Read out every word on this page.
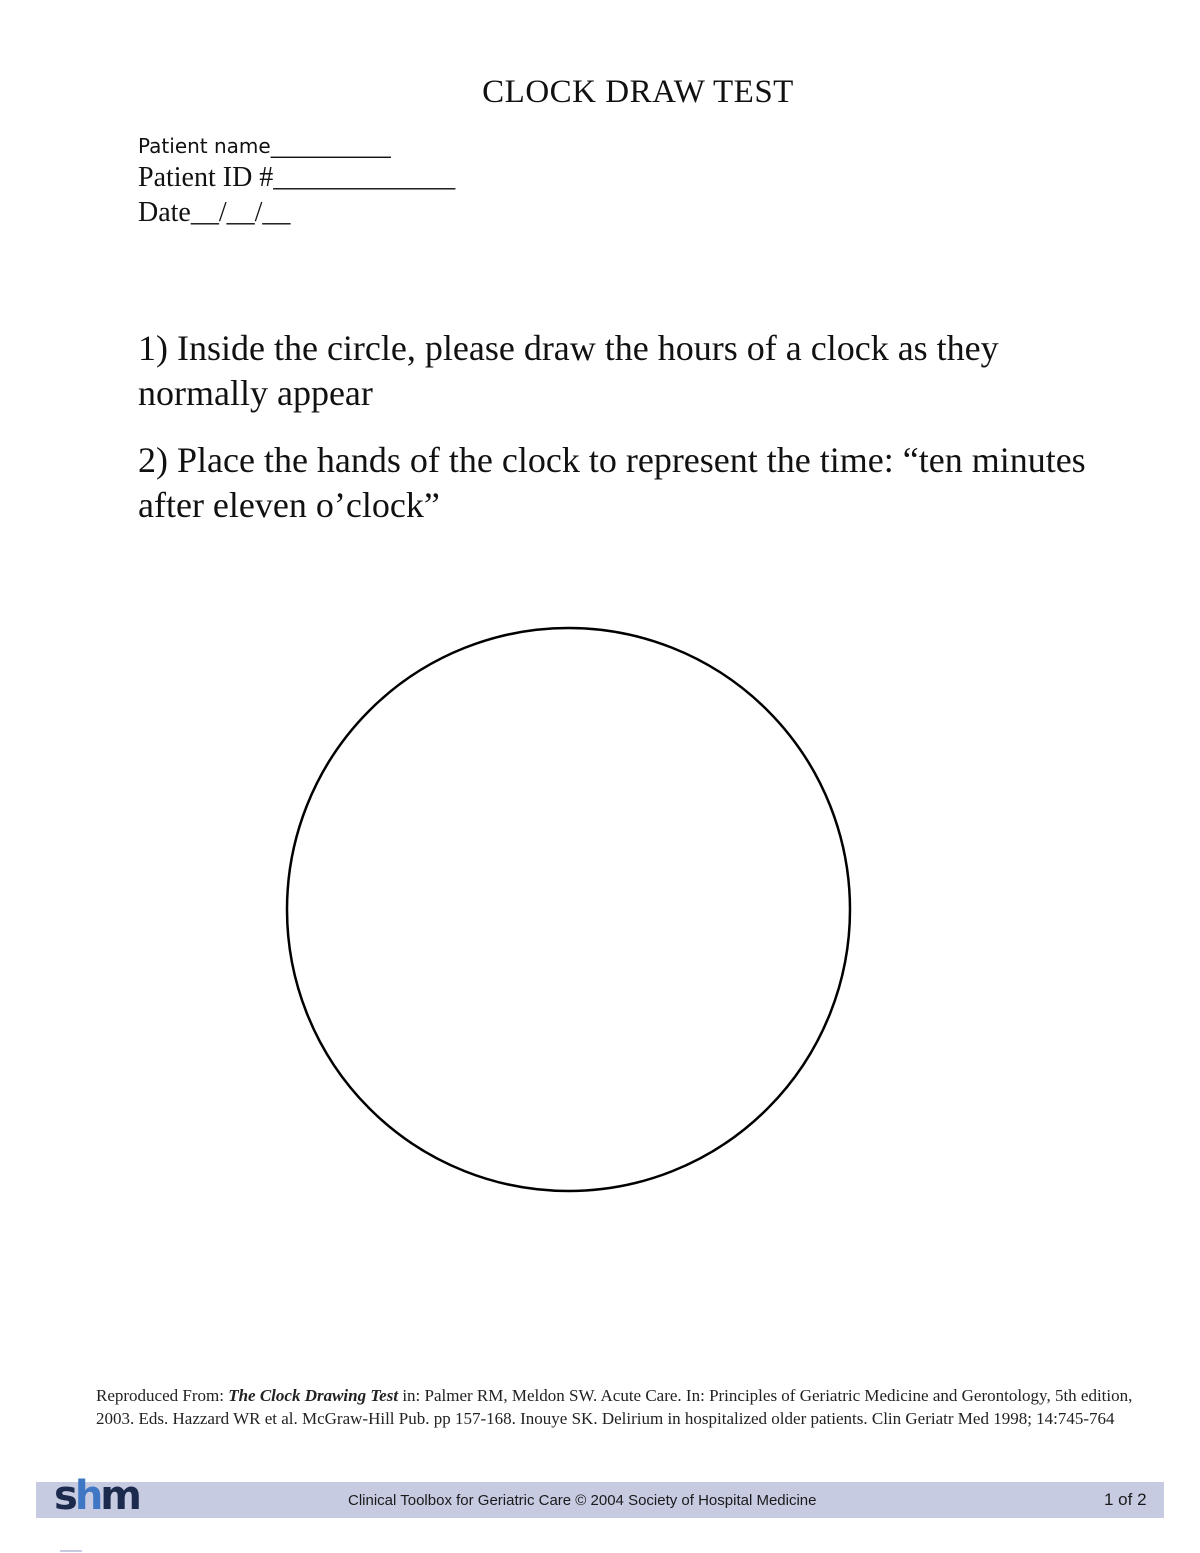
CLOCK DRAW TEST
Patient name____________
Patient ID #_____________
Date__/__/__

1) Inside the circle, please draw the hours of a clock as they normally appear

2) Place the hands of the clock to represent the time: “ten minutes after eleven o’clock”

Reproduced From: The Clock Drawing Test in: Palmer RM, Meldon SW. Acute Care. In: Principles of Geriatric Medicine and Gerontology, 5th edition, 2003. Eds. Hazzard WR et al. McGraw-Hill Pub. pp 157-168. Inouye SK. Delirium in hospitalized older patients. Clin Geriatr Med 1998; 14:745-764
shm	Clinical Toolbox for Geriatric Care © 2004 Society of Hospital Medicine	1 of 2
◇ ◇ ◇ ◇ ◇ ◇ ◇
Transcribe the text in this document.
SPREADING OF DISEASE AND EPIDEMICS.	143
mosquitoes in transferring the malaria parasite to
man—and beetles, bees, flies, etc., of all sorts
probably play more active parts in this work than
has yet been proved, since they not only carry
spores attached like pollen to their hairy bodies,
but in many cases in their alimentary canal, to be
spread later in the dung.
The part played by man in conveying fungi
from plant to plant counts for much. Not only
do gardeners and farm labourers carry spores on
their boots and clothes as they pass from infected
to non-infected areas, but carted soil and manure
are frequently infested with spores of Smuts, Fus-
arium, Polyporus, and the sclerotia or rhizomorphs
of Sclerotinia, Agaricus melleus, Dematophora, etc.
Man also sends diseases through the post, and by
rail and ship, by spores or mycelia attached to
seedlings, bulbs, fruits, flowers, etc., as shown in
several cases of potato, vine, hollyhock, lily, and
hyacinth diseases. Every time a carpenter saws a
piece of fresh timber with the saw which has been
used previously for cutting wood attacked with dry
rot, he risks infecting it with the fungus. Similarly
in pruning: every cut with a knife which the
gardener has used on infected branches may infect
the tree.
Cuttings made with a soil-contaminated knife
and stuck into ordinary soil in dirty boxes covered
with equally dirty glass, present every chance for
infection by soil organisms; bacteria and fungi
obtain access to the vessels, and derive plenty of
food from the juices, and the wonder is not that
◇ ◇ ◇ ◇ ◇ ◇ ◇
§ What to do
Answer with nothing but the count of lines in the entries that hold the word "knife".

§ Response to this task
2